[start Data records]

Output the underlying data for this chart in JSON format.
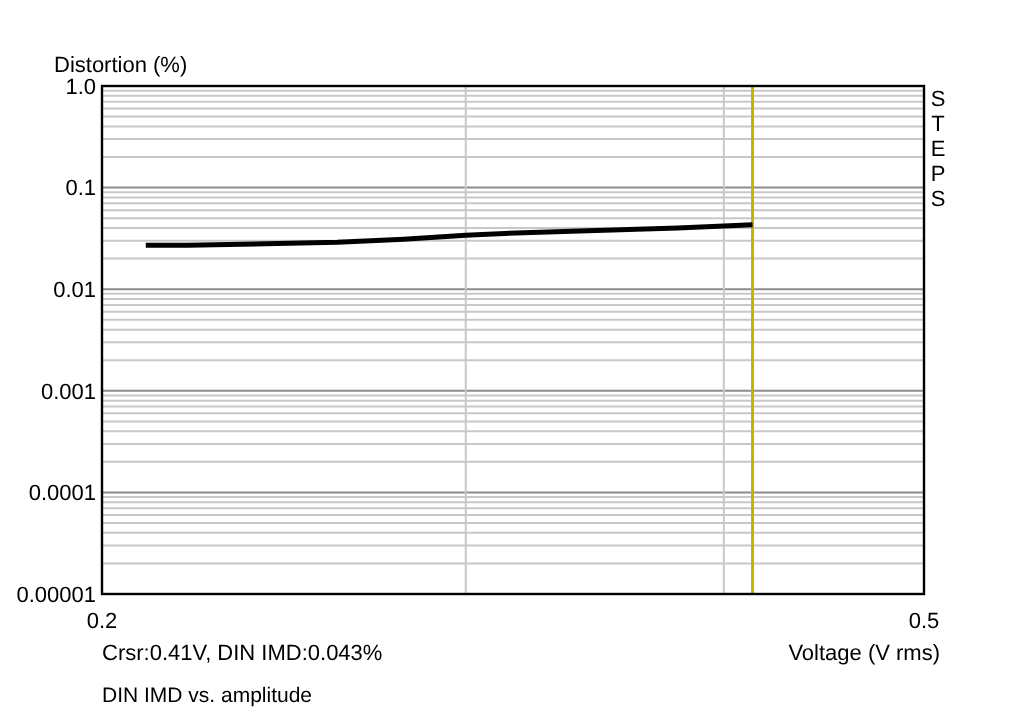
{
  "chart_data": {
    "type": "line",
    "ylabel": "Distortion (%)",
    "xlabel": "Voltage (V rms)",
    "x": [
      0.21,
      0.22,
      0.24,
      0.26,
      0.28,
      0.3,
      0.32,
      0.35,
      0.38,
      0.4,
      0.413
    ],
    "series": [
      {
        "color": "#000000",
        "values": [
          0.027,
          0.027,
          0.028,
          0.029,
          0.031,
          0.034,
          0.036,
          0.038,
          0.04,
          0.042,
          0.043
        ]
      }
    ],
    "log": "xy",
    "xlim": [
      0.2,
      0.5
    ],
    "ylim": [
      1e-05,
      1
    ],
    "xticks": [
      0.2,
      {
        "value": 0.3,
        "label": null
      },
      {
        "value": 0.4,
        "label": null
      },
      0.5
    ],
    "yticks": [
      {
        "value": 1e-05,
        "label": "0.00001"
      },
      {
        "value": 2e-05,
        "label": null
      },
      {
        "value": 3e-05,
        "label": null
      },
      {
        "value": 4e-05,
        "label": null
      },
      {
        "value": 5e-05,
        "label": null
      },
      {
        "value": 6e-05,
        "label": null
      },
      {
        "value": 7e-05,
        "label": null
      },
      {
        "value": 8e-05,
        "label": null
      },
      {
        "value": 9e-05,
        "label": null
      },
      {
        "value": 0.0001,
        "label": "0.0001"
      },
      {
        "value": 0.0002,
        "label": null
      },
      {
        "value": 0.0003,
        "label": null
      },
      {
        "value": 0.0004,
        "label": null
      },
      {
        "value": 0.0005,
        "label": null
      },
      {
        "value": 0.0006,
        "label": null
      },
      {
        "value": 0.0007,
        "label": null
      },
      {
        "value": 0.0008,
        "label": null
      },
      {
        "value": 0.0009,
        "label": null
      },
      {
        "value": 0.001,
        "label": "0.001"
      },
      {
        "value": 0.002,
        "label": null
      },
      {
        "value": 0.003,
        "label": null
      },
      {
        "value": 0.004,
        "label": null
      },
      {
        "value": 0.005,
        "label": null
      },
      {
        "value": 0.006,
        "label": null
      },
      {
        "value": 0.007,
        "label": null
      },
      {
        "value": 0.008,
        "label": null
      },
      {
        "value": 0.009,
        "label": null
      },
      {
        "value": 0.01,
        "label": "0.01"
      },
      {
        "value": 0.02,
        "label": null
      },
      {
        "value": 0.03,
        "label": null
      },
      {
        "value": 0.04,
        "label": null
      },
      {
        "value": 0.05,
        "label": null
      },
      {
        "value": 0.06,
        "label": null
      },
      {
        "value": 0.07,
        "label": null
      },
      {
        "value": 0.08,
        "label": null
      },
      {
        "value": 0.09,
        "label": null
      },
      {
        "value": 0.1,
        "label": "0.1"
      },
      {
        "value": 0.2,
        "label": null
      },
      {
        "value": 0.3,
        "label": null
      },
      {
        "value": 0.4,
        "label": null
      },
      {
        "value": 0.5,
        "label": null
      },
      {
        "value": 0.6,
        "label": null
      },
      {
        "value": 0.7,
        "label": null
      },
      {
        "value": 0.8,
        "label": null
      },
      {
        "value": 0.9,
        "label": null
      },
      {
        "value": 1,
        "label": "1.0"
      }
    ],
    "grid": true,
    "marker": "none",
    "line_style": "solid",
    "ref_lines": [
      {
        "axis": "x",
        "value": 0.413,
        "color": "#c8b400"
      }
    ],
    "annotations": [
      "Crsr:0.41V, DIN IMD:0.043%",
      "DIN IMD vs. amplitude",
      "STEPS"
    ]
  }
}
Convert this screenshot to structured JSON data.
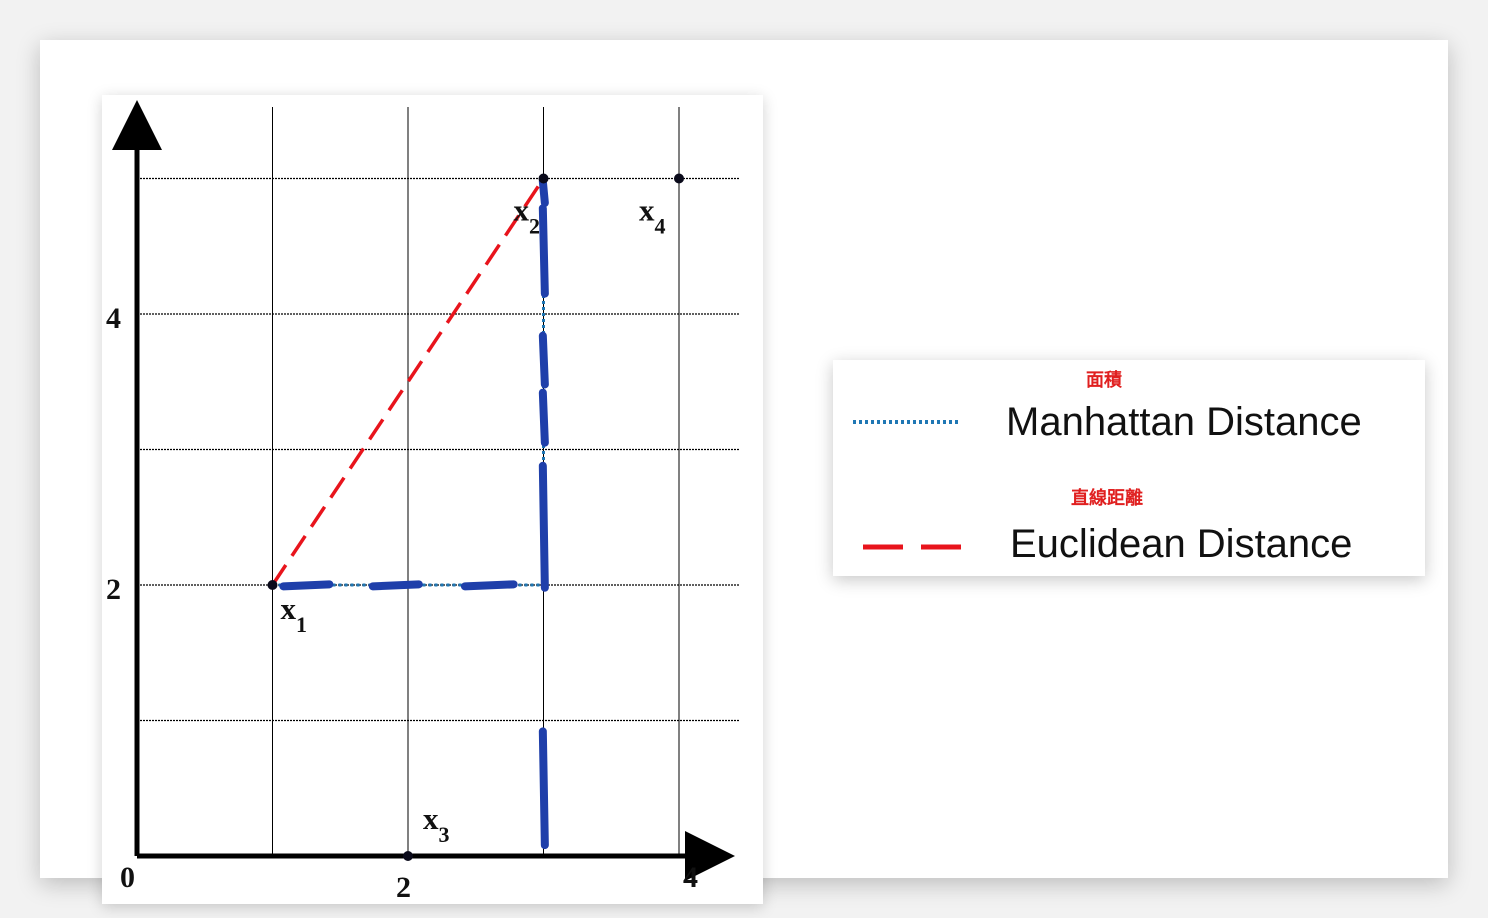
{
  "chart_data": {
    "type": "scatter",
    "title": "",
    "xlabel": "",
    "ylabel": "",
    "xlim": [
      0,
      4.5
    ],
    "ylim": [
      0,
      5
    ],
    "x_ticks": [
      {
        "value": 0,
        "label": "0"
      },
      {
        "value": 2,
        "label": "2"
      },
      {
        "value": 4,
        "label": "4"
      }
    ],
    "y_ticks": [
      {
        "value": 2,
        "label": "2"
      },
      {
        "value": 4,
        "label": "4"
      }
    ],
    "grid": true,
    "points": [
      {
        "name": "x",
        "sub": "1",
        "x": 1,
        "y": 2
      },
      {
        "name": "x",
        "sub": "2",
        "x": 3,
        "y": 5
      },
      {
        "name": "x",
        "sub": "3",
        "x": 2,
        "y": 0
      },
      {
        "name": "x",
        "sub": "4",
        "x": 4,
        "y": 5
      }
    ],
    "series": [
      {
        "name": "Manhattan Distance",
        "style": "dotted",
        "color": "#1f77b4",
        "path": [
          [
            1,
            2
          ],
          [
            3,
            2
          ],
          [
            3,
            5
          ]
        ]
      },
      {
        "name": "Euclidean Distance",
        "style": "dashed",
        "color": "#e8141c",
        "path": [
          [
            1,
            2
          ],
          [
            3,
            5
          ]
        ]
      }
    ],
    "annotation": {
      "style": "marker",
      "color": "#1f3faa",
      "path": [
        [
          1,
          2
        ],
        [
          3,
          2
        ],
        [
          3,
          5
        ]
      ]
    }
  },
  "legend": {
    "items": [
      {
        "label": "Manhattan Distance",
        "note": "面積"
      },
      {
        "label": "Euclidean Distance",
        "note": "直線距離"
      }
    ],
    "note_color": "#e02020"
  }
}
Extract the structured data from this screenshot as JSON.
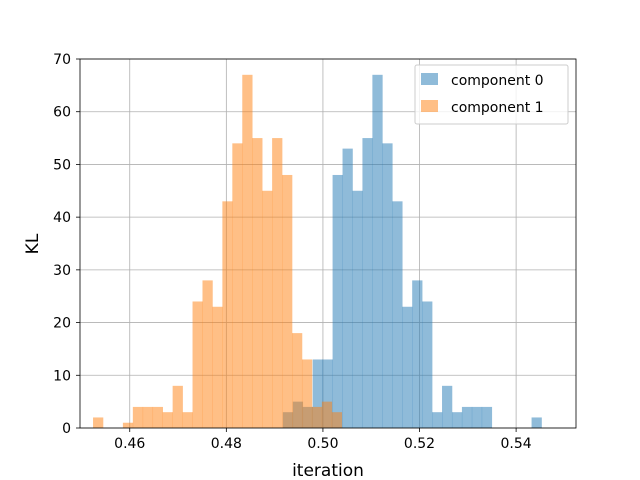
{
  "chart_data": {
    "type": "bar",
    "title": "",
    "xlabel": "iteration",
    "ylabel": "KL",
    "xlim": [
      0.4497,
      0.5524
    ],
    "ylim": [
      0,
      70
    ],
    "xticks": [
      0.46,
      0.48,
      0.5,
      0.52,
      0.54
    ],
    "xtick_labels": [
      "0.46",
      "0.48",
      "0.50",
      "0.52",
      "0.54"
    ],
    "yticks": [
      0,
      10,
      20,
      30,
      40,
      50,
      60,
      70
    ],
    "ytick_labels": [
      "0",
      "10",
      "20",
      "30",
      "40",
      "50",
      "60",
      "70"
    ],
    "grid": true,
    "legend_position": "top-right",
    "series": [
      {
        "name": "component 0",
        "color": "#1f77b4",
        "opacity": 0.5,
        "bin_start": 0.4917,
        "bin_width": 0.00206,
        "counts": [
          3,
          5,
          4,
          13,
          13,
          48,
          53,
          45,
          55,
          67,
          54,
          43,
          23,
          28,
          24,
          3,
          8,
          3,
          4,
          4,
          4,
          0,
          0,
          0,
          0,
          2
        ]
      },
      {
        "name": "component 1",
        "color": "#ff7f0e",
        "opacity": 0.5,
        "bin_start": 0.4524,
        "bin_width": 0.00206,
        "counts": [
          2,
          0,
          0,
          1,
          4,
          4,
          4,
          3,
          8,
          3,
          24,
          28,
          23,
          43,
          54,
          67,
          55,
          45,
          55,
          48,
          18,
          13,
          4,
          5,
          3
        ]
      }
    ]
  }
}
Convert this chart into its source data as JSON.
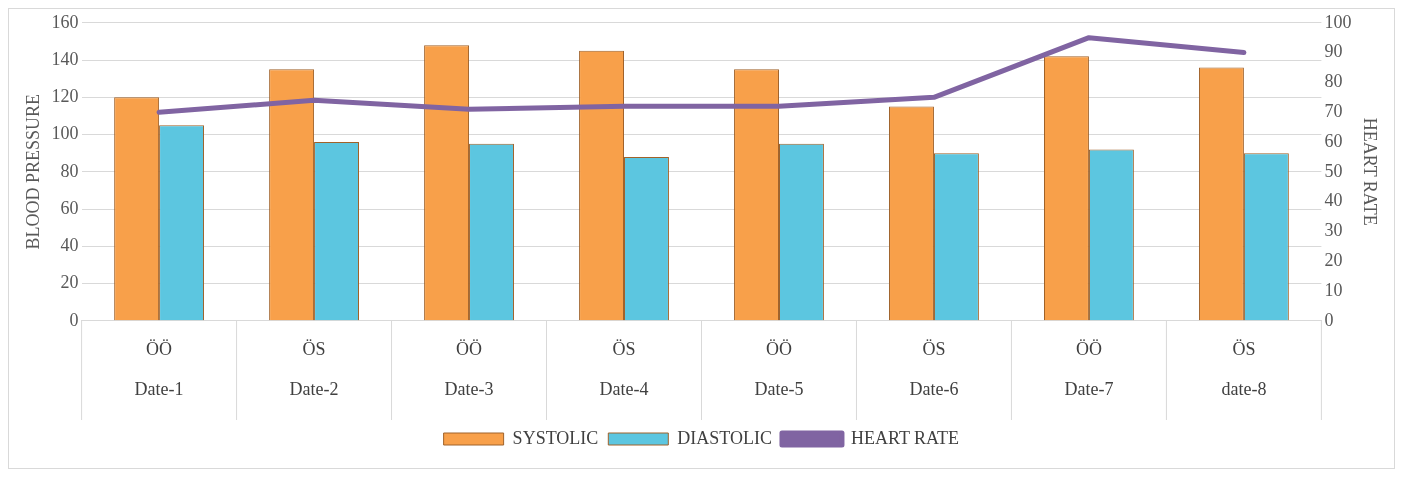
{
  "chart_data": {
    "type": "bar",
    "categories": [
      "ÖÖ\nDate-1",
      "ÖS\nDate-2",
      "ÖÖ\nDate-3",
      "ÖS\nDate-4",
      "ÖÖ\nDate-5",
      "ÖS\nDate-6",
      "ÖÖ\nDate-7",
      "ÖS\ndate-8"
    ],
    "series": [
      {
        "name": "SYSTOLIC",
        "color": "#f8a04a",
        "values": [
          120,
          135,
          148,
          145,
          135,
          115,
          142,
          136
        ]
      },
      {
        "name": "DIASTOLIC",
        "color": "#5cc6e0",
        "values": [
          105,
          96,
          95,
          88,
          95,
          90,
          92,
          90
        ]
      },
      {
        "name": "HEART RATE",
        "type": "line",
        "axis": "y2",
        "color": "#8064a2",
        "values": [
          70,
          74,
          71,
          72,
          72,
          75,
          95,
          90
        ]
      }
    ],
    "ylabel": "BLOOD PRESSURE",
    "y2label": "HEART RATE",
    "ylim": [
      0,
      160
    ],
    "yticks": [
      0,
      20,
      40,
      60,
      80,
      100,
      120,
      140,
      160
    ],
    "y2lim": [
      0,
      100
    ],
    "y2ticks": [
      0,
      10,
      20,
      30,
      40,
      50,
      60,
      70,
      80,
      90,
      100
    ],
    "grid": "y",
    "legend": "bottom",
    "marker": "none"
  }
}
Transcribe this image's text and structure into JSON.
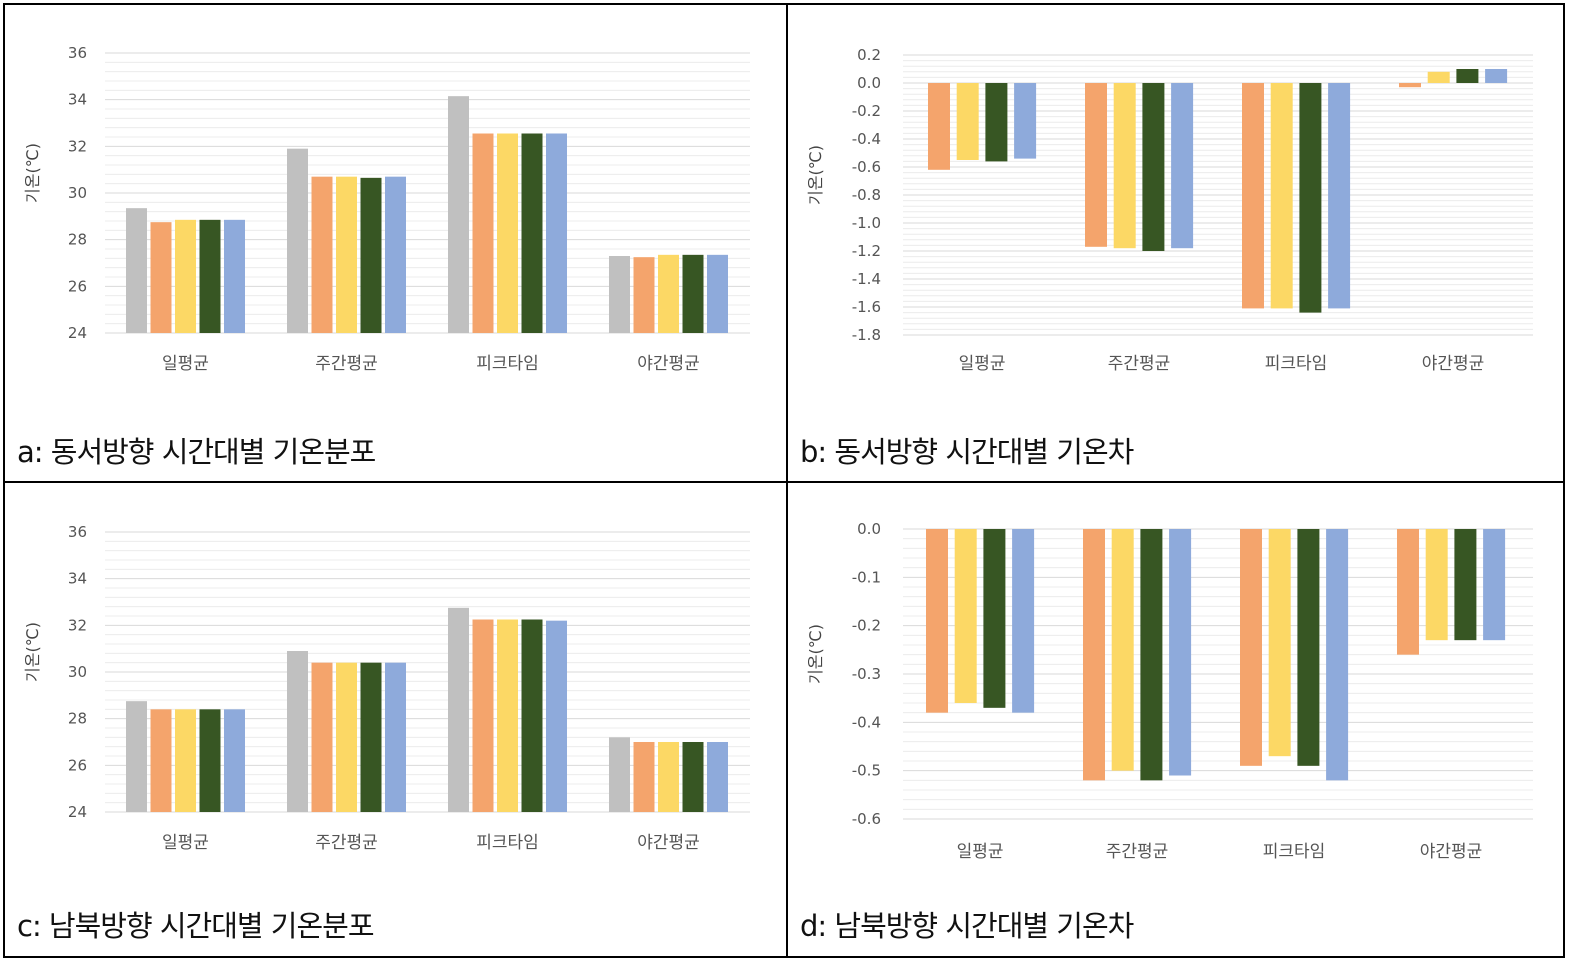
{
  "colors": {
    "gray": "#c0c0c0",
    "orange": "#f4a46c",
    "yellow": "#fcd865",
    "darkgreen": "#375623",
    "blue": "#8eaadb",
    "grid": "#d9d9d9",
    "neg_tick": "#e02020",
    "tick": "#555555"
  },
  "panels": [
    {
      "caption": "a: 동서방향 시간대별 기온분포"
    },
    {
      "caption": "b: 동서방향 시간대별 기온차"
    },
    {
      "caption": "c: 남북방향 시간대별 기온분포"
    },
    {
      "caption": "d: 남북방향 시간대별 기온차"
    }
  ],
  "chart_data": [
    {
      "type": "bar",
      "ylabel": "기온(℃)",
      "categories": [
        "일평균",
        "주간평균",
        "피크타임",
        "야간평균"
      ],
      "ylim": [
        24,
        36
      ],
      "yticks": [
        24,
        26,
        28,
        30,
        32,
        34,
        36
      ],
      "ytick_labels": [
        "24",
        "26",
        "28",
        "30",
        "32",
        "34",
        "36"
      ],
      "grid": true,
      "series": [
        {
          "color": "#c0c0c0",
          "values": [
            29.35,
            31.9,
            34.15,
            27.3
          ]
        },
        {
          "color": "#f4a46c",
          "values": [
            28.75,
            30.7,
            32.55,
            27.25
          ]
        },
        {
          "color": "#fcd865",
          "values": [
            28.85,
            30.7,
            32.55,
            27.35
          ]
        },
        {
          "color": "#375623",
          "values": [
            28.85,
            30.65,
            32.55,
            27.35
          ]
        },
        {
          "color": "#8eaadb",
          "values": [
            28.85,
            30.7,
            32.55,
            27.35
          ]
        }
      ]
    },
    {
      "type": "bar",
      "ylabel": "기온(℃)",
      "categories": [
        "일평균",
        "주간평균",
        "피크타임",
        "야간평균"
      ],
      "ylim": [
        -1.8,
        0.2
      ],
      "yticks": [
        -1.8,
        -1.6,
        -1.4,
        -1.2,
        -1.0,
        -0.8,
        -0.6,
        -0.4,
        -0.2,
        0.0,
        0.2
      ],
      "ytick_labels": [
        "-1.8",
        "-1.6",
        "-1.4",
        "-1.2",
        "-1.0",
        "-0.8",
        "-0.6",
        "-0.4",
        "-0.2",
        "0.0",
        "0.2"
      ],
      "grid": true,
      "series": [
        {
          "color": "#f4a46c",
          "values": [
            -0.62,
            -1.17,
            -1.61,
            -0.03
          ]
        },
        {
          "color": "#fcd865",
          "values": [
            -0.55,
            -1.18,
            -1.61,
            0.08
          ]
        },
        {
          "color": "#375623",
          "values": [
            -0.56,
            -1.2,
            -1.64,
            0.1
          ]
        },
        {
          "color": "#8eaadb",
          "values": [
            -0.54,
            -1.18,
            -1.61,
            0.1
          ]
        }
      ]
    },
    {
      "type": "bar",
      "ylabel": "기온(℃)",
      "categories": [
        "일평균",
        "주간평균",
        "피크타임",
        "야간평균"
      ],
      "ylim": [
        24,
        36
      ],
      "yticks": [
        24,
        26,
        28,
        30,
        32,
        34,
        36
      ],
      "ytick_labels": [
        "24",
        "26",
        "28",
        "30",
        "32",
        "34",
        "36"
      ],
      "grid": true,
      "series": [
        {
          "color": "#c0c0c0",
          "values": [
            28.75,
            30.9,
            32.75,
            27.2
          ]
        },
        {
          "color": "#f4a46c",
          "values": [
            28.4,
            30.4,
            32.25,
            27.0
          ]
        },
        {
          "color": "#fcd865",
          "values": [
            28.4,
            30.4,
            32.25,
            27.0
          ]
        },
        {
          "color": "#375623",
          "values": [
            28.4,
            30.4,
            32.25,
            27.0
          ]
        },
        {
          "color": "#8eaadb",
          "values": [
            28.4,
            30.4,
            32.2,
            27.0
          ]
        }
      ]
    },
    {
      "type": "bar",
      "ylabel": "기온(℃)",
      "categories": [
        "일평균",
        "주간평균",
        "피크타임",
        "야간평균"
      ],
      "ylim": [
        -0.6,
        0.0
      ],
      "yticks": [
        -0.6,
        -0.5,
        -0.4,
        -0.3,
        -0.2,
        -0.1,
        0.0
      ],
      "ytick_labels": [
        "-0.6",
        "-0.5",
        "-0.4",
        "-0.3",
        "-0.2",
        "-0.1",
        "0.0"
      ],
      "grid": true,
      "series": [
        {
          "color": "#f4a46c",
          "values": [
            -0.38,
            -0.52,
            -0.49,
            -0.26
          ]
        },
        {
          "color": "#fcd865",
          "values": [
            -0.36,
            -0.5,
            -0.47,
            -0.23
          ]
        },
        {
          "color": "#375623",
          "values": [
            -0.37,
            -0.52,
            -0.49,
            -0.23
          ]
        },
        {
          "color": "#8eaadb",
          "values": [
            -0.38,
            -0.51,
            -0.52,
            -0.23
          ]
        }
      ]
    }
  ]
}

[end Data records]

### Aim of the exercise
Copy out all lines where the word "structured" appears.

### Solution to the problem
Convert this screenshot to structured JSON data.
Extract the structured data from this screenshot as JSON.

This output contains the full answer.